Task requirements: Switch every "spin-box" in the rows below to "stepper" and write the rows out again with nothing else changed.

Input rows:

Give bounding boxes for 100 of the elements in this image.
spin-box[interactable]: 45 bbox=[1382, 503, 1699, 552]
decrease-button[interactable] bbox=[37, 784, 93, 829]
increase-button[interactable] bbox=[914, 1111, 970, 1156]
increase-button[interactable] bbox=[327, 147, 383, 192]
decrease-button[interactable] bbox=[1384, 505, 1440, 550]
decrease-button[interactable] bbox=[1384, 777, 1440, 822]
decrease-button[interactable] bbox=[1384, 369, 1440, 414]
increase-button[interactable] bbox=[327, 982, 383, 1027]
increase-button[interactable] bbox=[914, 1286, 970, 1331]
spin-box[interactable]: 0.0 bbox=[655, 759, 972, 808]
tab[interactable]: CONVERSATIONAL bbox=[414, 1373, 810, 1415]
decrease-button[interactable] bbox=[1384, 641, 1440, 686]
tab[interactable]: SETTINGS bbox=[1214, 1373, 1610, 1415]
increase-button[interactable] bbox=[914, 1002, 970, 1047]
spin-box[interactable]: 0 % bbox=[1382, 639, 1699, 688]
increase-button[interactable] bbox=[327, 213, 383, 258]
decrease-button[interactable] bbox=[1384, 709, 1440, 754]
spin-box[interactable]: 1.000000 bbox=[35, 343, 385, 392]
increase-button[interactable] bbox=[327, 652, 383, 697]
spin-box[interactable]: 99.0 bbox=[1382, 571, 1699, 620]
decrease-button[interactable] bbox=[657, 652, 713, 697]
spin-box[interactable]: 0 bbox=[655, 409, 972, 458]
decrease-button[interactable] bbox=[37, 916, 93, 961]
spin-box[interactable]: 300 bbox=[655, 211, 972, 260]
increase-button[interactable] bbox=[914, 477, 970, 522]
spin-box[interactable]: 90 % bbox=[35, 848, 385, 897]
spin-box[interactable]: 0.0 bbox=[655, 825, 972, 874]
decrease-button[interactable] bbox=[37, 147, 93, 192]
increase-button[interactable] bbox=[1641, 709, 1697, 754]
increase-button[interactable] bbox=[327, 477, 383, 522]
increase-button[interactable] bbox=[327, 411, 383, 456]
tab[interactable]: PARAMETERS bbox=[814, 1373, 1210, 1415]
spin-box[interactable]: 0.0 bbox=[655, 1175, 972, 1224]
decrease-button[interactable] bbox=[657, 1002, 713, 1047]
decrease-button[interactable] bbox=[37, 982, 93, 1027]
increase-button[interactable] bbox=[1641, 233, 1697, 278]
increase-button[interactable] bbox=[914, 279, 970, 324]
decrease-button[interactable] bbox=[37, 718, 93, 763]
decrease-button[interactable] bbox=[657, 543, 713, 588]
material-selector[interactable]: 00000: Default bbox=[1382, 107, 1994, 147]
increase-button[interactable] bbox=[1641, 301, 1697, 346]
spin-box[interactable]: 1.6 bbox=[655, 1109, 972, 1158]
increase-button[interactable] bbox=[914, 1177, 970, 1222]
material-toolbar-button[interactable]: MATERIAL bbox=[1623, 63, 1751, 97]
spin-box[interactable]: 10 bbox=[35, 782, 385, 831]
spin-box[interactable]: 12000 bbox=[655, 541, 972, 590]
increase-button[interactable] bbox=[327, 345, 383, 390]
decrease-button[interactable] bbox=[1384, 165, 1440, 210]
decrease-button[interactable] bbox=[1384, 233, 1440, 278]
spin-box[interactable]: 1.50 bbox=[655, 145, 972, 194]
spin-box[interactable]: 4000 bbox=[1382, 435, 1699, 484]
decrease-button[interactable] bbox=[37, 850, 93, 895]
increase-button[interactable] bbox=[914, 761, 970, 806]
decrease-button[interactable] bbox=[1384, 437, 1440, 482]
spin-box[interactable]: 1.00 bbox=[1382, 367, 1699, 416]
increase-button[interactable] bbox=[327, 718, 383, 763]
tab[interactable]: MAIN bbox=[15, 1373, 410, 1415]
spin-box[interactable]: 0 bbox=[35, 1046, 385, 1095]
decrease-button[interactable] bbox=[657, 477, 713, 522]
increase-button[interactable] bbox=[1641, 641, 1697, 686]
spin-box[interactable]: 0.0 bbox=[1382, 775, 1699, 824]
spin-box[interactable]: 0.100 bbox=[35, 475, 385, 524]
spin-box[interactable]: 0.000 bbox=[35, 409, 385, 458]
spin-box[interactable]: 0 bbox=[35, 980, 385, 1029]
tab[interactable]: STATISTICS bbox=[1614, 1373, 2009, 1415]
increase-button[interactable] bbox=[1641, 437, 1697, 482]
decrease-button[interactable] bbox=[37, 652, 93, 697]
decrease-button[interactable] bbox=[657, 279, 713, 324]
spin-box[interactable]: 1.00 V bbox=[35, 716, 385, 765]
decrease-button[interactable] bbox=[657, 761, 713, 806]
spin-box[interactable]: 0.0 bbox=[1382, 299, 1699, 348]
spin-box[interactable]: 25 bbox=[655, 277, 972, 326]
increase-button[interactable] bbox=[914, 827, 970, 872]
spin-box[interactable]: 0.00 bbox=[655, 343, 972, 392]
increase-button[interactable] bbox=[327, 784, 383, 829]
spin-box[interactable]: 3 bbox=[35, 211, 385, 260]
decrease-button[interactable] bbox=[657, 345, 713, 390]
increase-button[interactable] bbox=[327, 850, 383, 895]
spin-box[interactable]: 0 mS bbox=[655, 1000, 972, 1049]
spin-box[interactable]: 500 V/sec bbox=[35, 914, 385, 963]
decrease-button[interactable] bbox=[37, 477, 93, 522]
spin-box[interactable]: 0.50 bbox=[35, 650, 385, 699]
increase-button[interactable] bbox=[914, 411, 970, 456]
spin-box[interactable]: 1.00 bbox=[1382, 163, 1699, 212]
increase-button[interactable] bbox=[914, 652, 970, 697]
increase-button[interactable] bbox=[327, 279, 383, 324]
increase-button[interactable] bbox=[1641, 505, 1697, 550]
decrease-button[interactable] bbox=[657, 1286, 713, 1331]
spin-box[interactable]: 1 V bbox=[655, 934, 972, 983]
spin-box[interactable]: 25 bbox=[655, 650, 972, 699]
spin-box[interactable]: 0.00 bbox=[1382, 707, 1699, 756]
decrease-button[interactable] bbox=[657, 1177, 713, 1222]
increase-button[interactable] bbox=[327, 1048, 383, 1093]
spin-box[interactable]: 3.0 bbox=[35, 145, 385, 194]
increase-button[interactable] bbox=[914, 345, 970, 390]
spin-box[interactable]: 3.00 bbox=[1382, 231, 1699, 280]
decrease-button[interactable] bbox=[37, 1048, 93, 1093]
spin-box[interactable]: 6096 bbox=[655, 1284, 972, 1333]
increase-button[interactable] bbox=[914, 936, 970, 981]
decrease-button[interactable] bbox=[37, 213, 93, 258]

The reply:
Give bounding boxes for 100 of the elements in this image.
stepper[interactable]: 45 bbox=[1382, 503, 1699, 552]
decrease-button[interactable] bbox=[37, 784, 93, 829]
increase-button[interactable] bbox=[914, 1111, 970, 1156]
increase-button[interactable] bbox=[327, 147, 383, 192]
decrease-button[interactable] bbox=[1384, 505, 1440, 550]
decrease-button[interactable] bbox=[1384, 777, 1440, 822]
decrease-button[interactable] bbox=[1384, 369, 1440, 414]
increase-button[interactable] bbox=[327, 982, 383, 1027]
increase-button[interactable] bbox=[914, 1286, 970, 1331]
stepper[interactable]: 0.0 bbox=[655, 759, 972, 808]
tab[interactable]: CONVERSATIONAL bbox=[414, 1373, 810, 1415]
decrease-button[interactable] bbox=[1384, 641, 1440, 686]
tab[interactable]: SETTINGS bbox=[1214, 1373, 1610, 1415]
increase-button[interactable] bbox=[914, 1002, 970, 1047]
stepper[interactable]: 0 % bbox=[1382, 639, 1699, 688]
increase-button[interactable] bbox=[327, 213, 383, 258]
decrease-button[interactable] bbox=[1384, 709, 1440, 754]
stepper[interactable]: 1.000000 bbox=[35, 343, 385, 392]
increase-button[interactable] bbox=[327, 652, 383, 697]
stepper[interactable]: 99.0 bbox=[1382, 571, 1699, 620]
decrease-button[interactable] bbox=[657, 652, 713, 697]
stepper[interactable]: 0 bbox=[655, 409, 972, 458]
decrease-button[interactable] bbox=[37, 916, 93, 961]
stepper[interactable]: 300 bbox=[655, 211, 972, 260]
increase-button[interactable] bbox=[914, 477, 970, 522]
stepper[interactable]: 90 % bbox=[35, 848, 385, 897]
stepper[interactable]: 0.0 bbox=[655, 825, 972, 874]
decrease-button[interactable] bbox=[37, 147, 93, 192]
increase-button[interactable] bbox=[1641, 709, 1697, 754]
increase-button[interactable] bbox=[327, 477, 383, 522]
increase-button[interactable] bbox=[327, 411, 383, 456]
tab[interactable]: PARAMETERS bbox=[814, 1373, 1210, 1415]
stepper[interactable]: 0.0 bbox=[655, 1175, 972, 1224]
decrease-button[interactable] bbox=[657, 1002, 713, 1047]
decrease-button[interactable] bbox=[37, 982, 93, 1027]
increase-button[interactable] bbox=[1641, 233, 1697, 278]
increase-button[interactable] bbox=[914, 279, 970, 324]
decrease-button[interactable] bbox=[37, 718, 93, 763]
decrease-button[interactable] bbox=[657, 543, 713, 588]
material-selector[interactable]: 00000: Default bbox=[1382, 107, 1994, 147]
increase-button[interactable] bbox=[1641, 301, 1697, 346]
stepper[interactable]: 1.6 bbox=[655, 1109, 972, 1158]
increase-button[interactable] bbox=[914, 1177, 970, 1222]
material-toolbar-button[interactable]: MATERIAL bbox=[1623, 63, 1751, 97]
stepper[interactable]: 10 bbox=[35, 782, 385, 831]
stepper[interactable]: 12000 bbox=[655, 541, 972, 590]
increase-button[interactable] bbox=[327, 345, 383, 390]
decrease-button[interactable] bbox=[1384, 165, 1440, 210]
decrease-button[interactable] bbox=[1384, 233, 1440, 278]
stepper[interactable]: 1.50 bbox=[655, 145, 972, 194]
stepper[interactable]: 4000 bbox=[1382, 435, 1699, 484]
decrease-button[interactable] bbox=[37, 850, 93, 895]
increase-button[interactable] bbox=[914, 761, 970, 806]
decrease-button[interactable] bbox=[1384, 437, 1440, 482]
stepper[interactable]: 1.00 bbox=[1382, 367, 1699, 416]
increase-button[interactable] bbox=[327, 718, 383, 763]
tab[interactable]: MAIN bbox=[15, 1373, 410, 1415]
stepper[interactable]: 0 bbox=[35, 1046, 385, 1095]
decrease-button[interactable] bbox=[657, 477, 713, 522]
increase-button[interactable] bbox=[1641, 641, 1697, 686]
stepper[interactable]: 0.0 bbox=[1382, 775, 1699, 824]
stepper[interactable]: 0.100 bbox=[35, 475, 385, 524]
stepper[interactable]: 0.000 bbox=[35, 409, 385, 458]
stepper[interactable]: 0 bbox=[35, 980, 385, 1029]
tab[interactable]: STATISTICS bbox=[1614, 1373, 2009, 1415]
increase-button[interactable] bbox=[1641, 437, 1697, 482]
decrease-button[interactable] bbox=[37, 652, 93, 697]
decrease-button[interactable] bbox=[657, 279, 713, 324]
stepper[interactable]: 1.00 V bbox=[35, 716, 385, 765]
decrease-button[interactable] bbox=[657, 761, 713, 806]
stepper[interactable]: 0.0 bbox=[1382, 299, 1699, 348]
stepper[interactable]: 25 bbox=[655, 277, 972, 326]
increase-button[interactable] bbox=[914, 827, 970, 872]
stepper[interactable]: 0.00 bbox=[655, 343, 972, 392]
increase-button[interactable] bbox=[327, 784, 383, 829]
stepper[interactable]: 3 bbox=[35, 211, 385, 260]
decrease-button[interactable] bbox=[657, 345, 713, 390]
increase-button[interactable] bbox=[327, 850, 383, 895]
stepper[interactable]: 0 mS bbox=[655, 1000, 972, 1049]
stepper[interactable]: 500 V/sec bbox=[35, 914, 385, 963]
decrease-button[interactable] bbox=[37, 477, 93, 522]
stepper[interactable]: 0.50 bbox=[35, 650, 385, 699]
increase-button[interactable] bbox=[914, 411, 970, 456]
stepper[interactable]: 1.00 bbox=[1382, 163, 1699, 212]
increase-button[interactable] bbox=[914, 652, 970, 697]
increase-button[interactable] bbox=[327, 279, 383, 324]
increase-button[interactable] bbox=[1641, 505, 1697, 550]
decrease-button[interactable] bbox=[657, 1286, 713, 1331]
stepper[interactable]: 1 V bbox=[655, 934, 972, 983]
stepper[interactable]: 25 bbox=[655, 650, 972, 699]
stepper[interactable]: 0.00 bbox=[1382, 707, 1699, 756]
decrease-button[interactable] bbox=[657, 1177, 713, 1222]
increase-button[interactable] bbox=[327, 1048, 383, 1093]
stepper[interactable]: 3.0 bbox=[35, 145, 385, 194]
increase-button[interactable] bbox=[914, 345, 970, 390]
stepper[interactable]: 3.00 bbox=[1382, 231, 1699, 280]
decrease-button[interactable] bbox=[37, 1048, 93, 1093]
stepper[interactable]: 6096 bbox=[655, 1284, 972, 1333]
increase-button[interactable] bbox=[914, 936, 970, 981]
decrease-button[interactable] bbox=[37, 213, 93, 258]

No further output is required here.